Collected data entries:
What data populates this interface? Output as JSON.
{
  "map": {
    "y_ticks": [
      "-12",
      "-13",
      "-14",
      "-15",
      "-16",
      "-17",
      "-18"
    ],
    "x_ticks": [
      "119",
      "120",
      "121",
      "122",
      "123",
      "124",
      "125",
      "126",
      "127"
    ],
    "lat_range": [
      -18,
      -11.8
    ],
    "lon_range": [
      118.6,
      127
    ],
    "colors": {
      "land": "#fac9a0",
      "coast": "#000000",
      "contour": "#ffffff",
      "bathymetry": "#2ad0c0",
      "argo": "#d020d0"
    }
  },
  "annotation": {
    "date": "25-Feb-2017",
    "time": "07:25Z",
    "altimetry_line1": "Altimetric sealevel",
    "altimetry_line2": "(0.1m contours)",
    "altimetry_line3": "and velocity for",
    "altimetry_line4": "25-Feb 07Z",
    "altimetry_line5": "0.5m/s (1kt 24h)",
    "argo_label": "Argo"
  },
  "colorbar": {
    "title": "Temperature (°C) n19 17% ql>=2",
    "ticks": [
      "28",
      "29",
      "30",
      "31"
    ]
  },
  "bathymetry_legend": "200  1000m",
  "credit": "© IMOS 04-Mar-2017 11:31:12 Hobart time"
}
...
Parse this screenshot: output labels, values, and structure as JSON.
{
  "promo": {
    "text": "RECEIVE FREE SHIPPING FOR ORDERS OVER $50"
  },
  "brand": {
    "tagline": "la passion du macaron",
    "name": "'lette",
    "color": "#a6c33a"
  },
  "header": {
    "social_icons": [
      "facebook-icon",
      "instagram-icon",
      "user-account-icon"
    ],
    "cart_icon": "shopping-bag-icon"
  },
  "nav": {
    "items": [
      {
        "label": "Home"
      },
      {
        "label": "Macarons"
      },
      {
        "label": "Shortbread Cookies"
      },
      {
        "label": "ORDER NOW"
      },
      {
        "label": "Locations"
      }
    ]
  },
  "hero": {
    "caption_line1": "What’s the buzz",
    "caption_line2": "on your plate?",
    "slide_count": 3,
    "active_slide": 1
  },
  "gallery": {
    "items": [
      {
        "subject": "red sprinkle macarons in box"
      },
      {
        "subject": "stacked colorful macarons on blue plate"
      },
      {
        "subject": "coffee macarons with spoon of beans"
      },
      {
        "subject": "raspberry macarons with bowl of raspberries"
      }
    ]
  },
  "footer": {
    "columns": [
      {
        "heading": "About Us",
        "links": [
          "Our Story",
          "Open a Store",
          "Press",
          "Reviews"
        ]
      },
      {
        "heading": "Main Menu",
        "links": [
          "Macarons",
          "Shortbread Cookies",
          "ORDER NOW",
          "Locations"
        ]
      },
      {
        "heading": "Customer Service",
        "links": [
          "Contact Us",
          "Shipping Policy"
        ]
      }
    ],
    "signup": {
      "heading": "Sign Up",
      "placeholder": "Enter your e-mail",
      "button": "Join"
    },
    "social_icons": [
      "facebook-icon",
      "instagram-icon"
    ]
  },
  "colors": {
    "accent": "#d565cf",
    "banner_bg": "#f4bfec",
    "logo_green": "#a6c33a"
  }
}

CHALLENGE – Copy each line of the listing that holds the word "with".

THE COMPLETED TASK –
        "subject": "coffee macarons with spoon of beans"
        "subject": "raspberry macarons with bowl of raspberries"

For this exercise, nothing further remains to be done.